Transcribe the records that follow exactly. Skip the pictures.

::: Records for the task

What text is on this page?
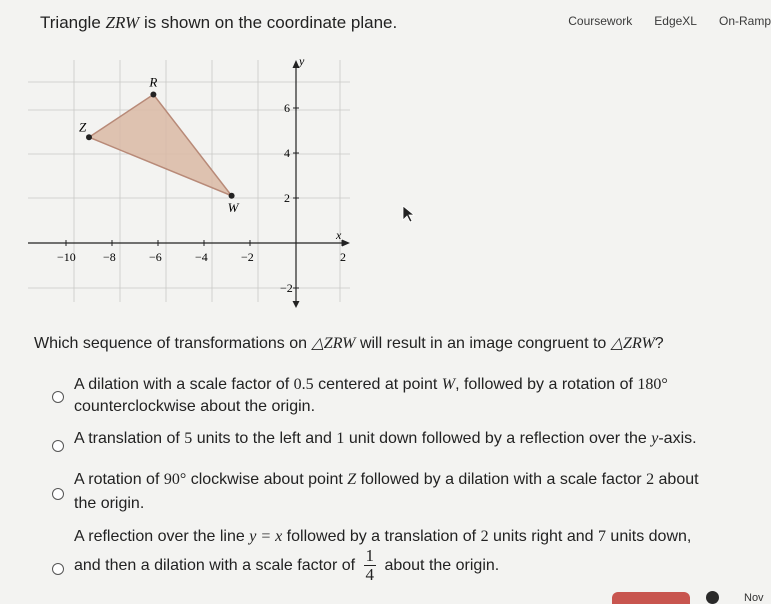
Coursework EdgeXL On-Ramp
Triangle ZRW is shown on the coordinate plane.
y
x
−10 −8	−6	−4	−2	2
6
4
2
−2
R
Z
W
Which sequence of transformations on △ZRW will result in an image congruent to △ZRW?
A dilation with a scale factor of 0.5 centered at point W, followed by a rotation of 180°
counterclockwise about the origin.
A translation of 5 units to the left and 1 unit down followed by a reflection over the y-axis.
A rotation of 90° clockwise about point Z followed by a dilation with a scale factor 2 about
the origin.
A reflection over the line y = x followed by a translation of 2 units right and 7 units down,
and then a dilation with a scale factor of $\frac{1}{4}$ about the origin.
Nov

::::::

# Exercise output:
What text is on this page?
Coursework EdgeXL On-Ramp
Triangle ZRW is shown on the coordinate plane.
y
x
−10 −8	−6	−4	−2	2
6
4
2
−2
R
Z
W
Which sequence of transformations on △ZRW will result in an image congruent to △ZRW?
A dilation with a scale factor of 0.5 centered at point W, followed by a rotation of 180°
counterclockwise about the origin.
A translation of 5 units to the left and 1 unit down followed by a reflection over the y-axis.
A rotation of 90° clockwise about point Z followed by a dilation with a scale factor 2 about
the origin.
A reflection over the line y = x followed by a translation of 2 units right and 7 units down,
and then a dilation with a scale factor of $\frac{1}{4}$ about the origin.
Nov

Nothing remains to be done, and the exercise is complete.